──────── Extracted data ────────
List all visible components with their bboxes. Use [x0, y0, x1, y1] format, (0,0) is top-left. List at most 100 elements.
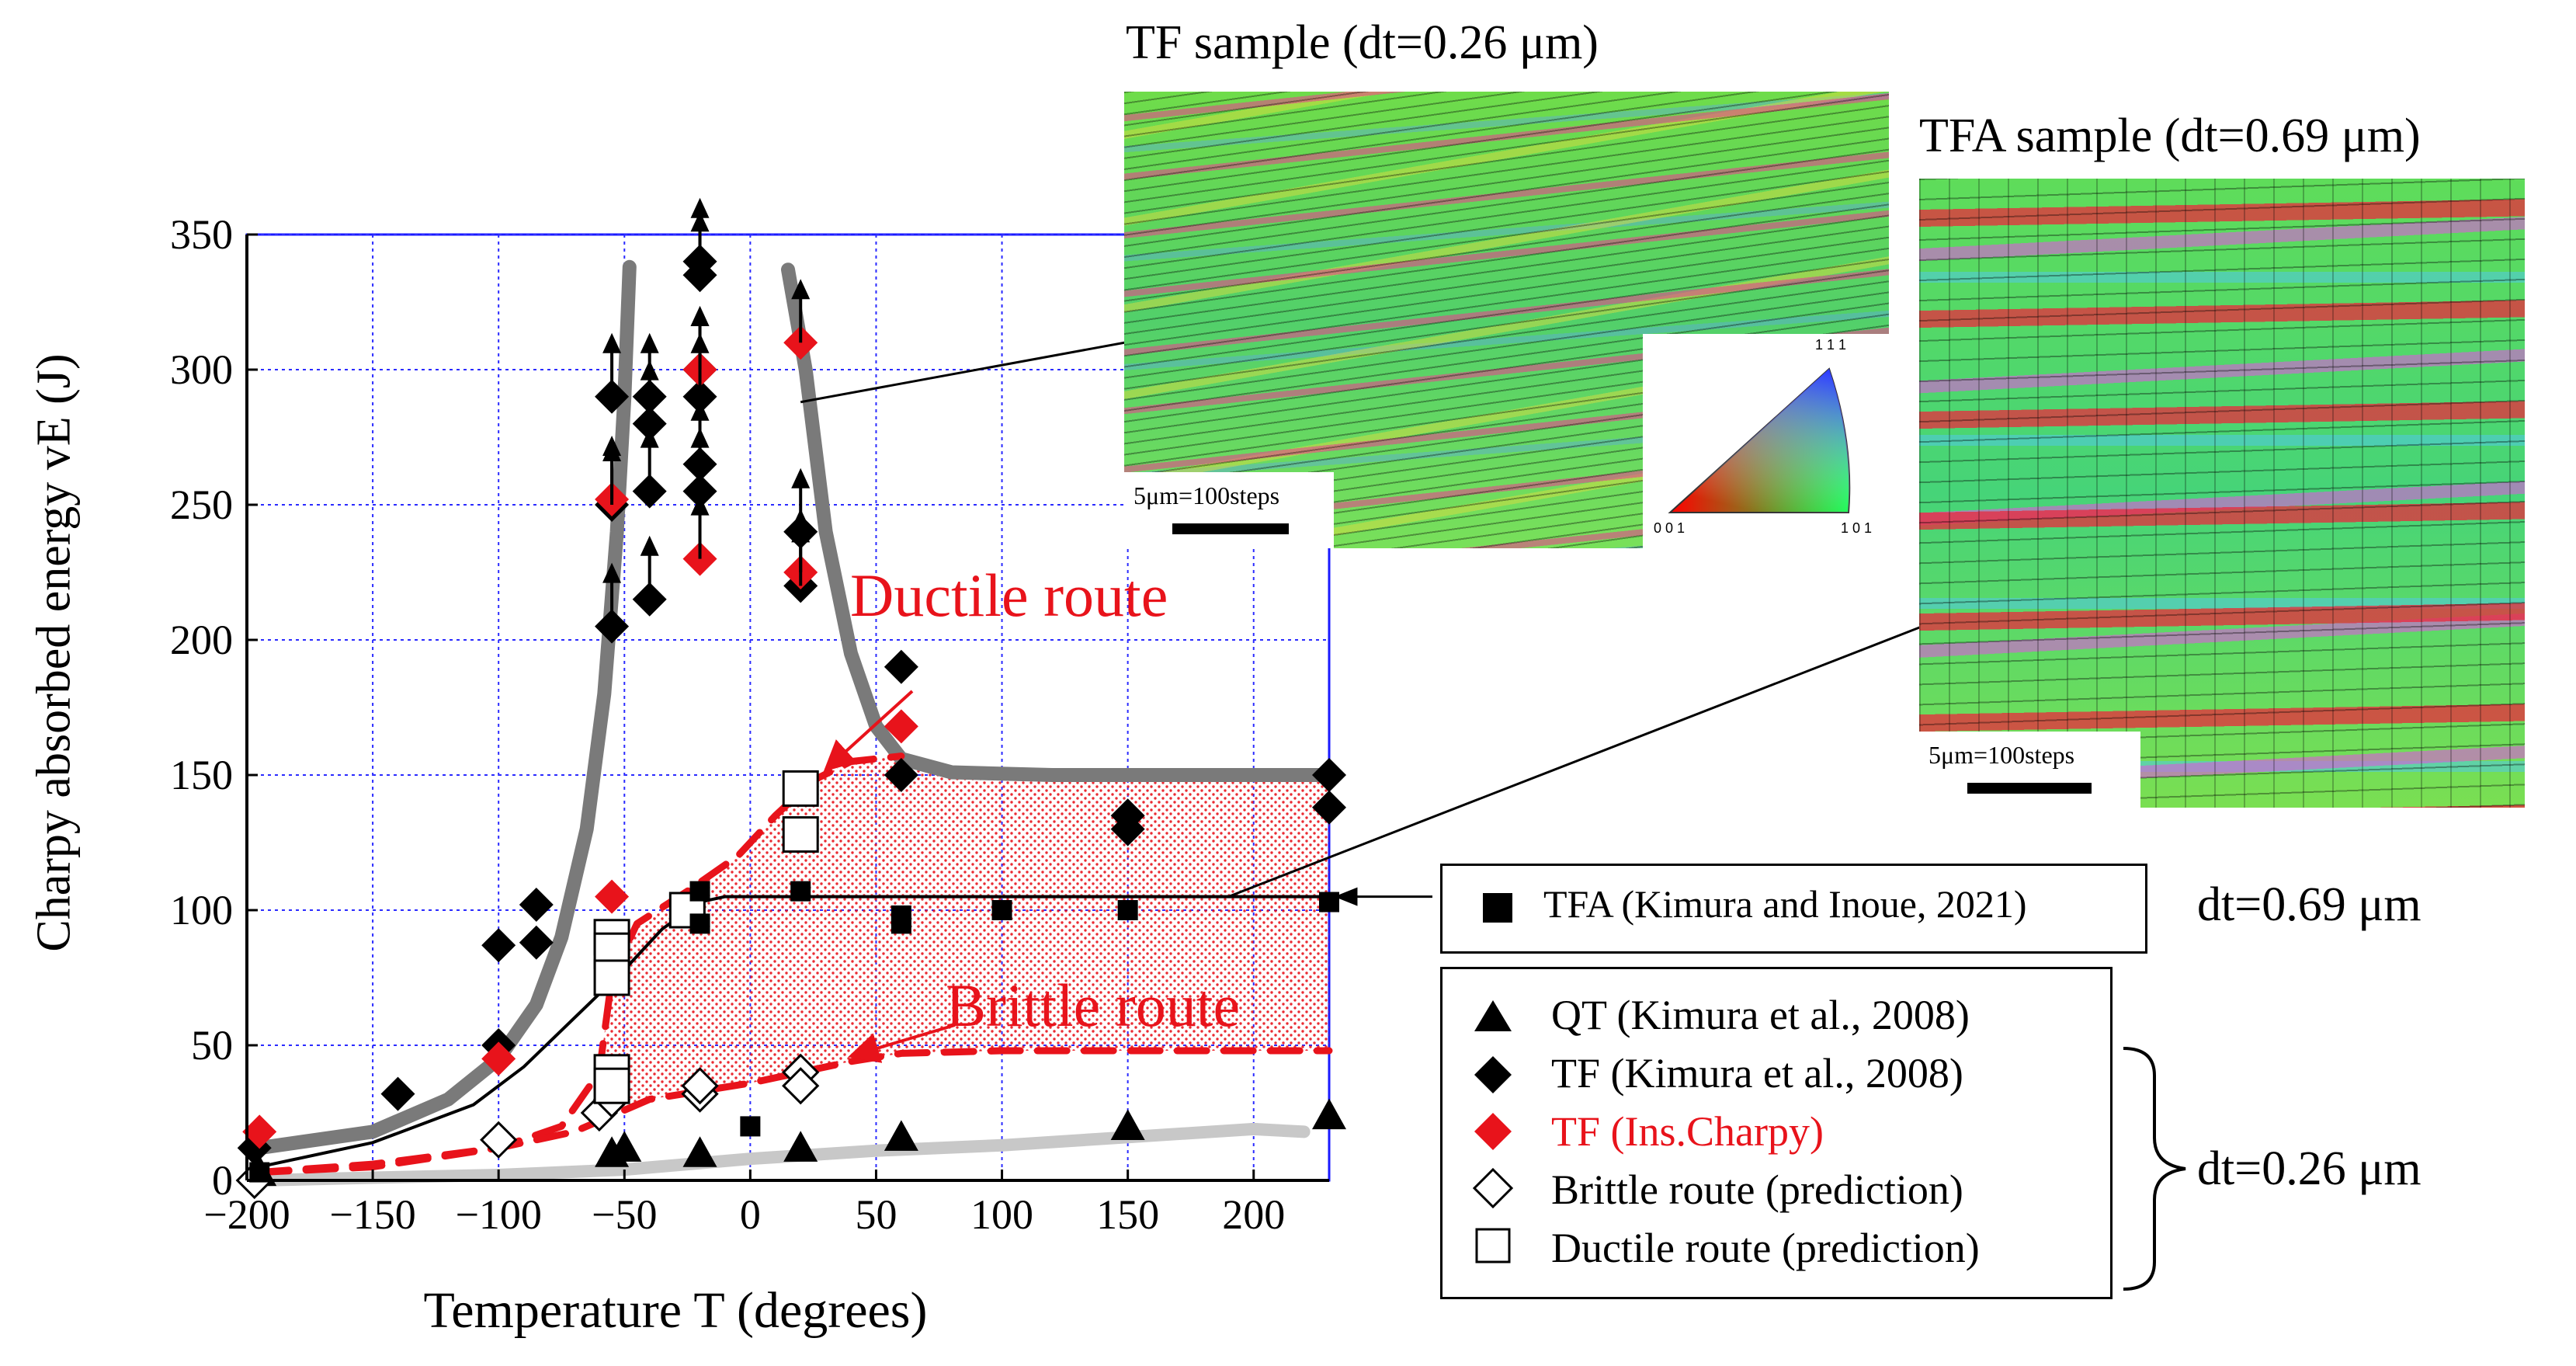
- x-tick-label: −150: [329, 1191, 415, 1238]
- legend-tf-ins-label: TF (Ins.Charpy): [1551, 1108, 1824, 1155]
- y-tick-label: 300: [170, 346, 233, 393]
- unbroken-arrow-head: [690, 197, 710, 218]
- tfa-ebsd-map: 5μm=100steps: [1919, 179, 2525, 808]
- point-tf-ins-charpy: [884, 709, 918, 744]
- curve-tf-ductile-brittle-curve-left-: [252, 259, 637, 1156]
- y-axis-title: Charpy absorbed energy vE (J): [27, 304, 82, 1003]
- point-brittle-route-prediction: [681, 1067, 719, 1105]
- tfa-legend-label: TFA (Kimura and Inoue, 2021): [1543, 882, 2027, 926]
- point-tf-kimura-et-al-2008: [1312, 758, 1346, 792]
- tf-sample-title: TF sample (dt=0.26 μm): [1126, 16, 1599, 71]
- point-qt-kimura-et-al-2008: [607, 1131, 642, 1162]
- y-tick-label: 100: [170, 887, 233, 933]
- point-qt-kimura-et-al-2008: [682, 1136, 717, 1167]
- y-tick-label: 250: [170, 481, 233, 528]
- point-tf-kimura-et-al-2008: [481, 928, 516, 963]
- point-tf-kimura-et-al-2008: [519, 925, 554, 960]
- tfa-sample-title: TFA sample (dt=0.69 μm): [1919, 109, 2421, 164]
- tf-scalebar-bar: [1172, 523, 1289, 534]
- ductile-route-arrow: [823, 690, 914, 772]
- x-axis-title: Temperature T (degrees): [248, 1281, 1102, 1340]
- y-axis-title-text: Charpy absorbed energy vE (J): [27, 353, 81, 952]
- point-tf-kimura-et-al-2008: [1110, 812, 1145, 846]
- point-qt-kimura-et-al-2008: [1110, 1109, 1145, 1140]
- main-legend: QT (Kimura et al., 2008) TF (Kimura et a…: [1440, 967, 2113, 1299]
- point-tfa-kimura-and-inoue-2021: [790, 881, 811, 902]
- ipf-triangle: [1668, 367, 1851, 513]
- x-tick-label: −100: [455, 1191, 541, 1238]
- tf-scalebar-label: 5μm=100steps: [1134, 481, 1280, 509]
- ipf-label-101: 1 0 1: [1841, 520, 1873, 536]
- ductile-brittle-region: [599, 756, 1329, 1116]
- point-tf-kimura-et-al-2008: [380, 1076, 415, 1111]
- point-tf-ins-charpy: [481, 1041, 516, 1076]
- group-brace: [2123, 1047, 2186, 1291]
- legend-ductile-label: Ductile route (prediction): [1551, 1225, 1980, 1271]
- x-tick-label: 100: [970, 1191, 1033, 1238]
- legend-ductile-open-square-icon: [1475, 1228, 1511, 1263]
- x-tick-label: −50: [592, 1191, 657, 1238]
- point-ductile-route-prediction: [593, 959, 630, 996]
- tfa-scalebar: 5μm=100steps: [1919, 732, 2140, 808]
- point-tfa-kimura-and-inoue-2021: [689, 913, 710, 934]
- point-qt-kimura-et-al-2008: [884, 1120, 918, 1151]
- ductile-brittle-region-fill: [599, 756, 1329, 1116]
- point-tf-kimura-et-al-2008: [884, 758, 918, 792]
- unbroken-arrow-head: [640, 332, 659, 353]
- x-axis-title-text: Temperature T (degrees): [423, 1282, 928, 1339]
- point-ductile-route-prediction: [593, 1067, 630, 1104]
- tf-scalebar: 5μm=100steps: [1124, 472, 1334, 548]
- tf-sample-title-text: TF sample: [1126, 16, 1331, 69]
- y-tick-label: 150: [170, 752, 233, 798]
- tf-ebsd-map: 5μm=100steps 1 1 1 0 0 1 1 0 1: [1124, 92, 1889, 548]
- point-tfa-kimura-and-inoue-2021: [689, 881, 710, 902]
- ipf-legend: 1 1 1 0 0 1 1 0 1: [1643, 334, 1889, 548]
- point-tfa-kimura-and-inoue-2021: [890, 913, 911, 934]
- unbroken-arrow-head: [640, 535, 659, 556]
- x-tick-label: −200: [203, 1191, 290, 1238]
- legend-markers: [1472, 1000, 1514, 1263]
- ipf-label-111: 1 1 1: [1815, 337, 1847, 353]
- point-qt-kimura-et-al-2008: [783, 1131, 818, 1162]
- legend-tf-diamond-icon: [1474, 1056, 1512, 1093]
- unbroken-arrow-head: [602, 436, 622, 457]
- legend-brittle-open-diamond-icon: [1472, 1167, 1514, 1209]
- x-tick-label: 50: [855, 1191, 897, 1238]
- unbroken-arrow-head: [791, 509, 811, 529]
- tfa-sample-title-text: TFA sample: [1919, 109, 2153, 162]
- ipf-label-001: 0 0 1: [1654, 520, 1686, 536]
- tfa-legend-square-icon: [1483, 893, 1512, 923]
- unbroken-arrow-head: [602, 332, 622, 353]
- tfa-connector-line: [1227, 624, 1926, 898]
- point-tf-ins-charpy: [242, 1114, 277, 1149]
- unbroken-arrow-head: [640, 360, 659, 381]
- unbroken-arrow-head: [690, 495, 710, 516]
- legend-qt-label: QT (Kimura et al., 2008): [1551, 992, 1970, 1038]
- tfa-scalebar-bar: [1967, 783, 2092, 794]
- group-dt-label: dt=0.26 μm: [2197, 1142, 2422, 1195]
- y-tick-label: 0: [212, 1157, 233, 1204]
- point-tf-kimura-et-al-2008: [884, 649, 918, 684]
- legend-brittle-label: Brittle route (prediction): [1551, 1166, 1963, 1213]
- point-tf-kimura-et-al-2008: [1312, 790, 1346, 825]
- tfa-scalebar-label: 5μm=100steps: [1929, 741, 2075, 769]
- curve-tf-ductile-brittle-curve-right-: [781, 262, 1336, 782]
- legend-qt-triangle-icon: [1474, 1000, 1512, 1031]
- unbroken-arrow-head: [690, 400, 710, 421]
- point-tf-ins-charpy: [595, 879, 630, 914]
- tfa-sample-dt: (dt=0.69 μm): [2164, 109, 2421, 162]
- brittle-route-annotation: Brittle route: [946, 971, 1241, 1039]
- unbroken-arrow-head: [791, 467, 811, 488]
- point-brittle-route-prediction: [480, 1121, 518, 1159]
- unbroken-arrow-head: [791, 279, 811, 300]
- legend-tf-label: TF (Kimura et al., 2008): [1551, 1050, 1963, 1097]
- point-tfa-kimura-and-inoue-2021: [991, 900, 1012, 920]
- tfa-legend-arrow-head: [1334, 887, 1358, 906]
- x-tick-label: 0: [740, 1191, 761, 1238]
- y-tick-label: 200: [170, 617, 233, 663]
- tfa-dt-label: dt=0.69 μm: [2197, 878, 2422, 931]
- point-qt-kimura-et-al-2008: [1312, 1098, 1346, 1130]
- point-brittle-route-prediction: [782, 1067, 820, 1105]
- unbroken-arrow-head: [690, 306, 710, 326]
- brittle-route-arrow: [848, 1024, 956, 1063]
────────
* **Set problem**
Can you reproduce the lines from the one containing "- x-tick-label: −150: [329, 1191, 415, 1238]" up to and including the one containing "- tfa-ebsd-map: 5μm=100steps: [1919, 179, 2525, 808]", exactly as they appear?

* **Written response**
- x-tick-label: −150: [329, 1191, 415, 1238]
- legend-tf-ins-label: TF (Ins.Charpy): [1551, 1108, 1824, 1155]
- y-tick-label: 300: [170, 346, 233, 393]
- unbroken-arrow-head: [690, 197, 710, 218]
- tfa-ebsd-map: 5μm=100steps: [1919, 179, 2525, 808]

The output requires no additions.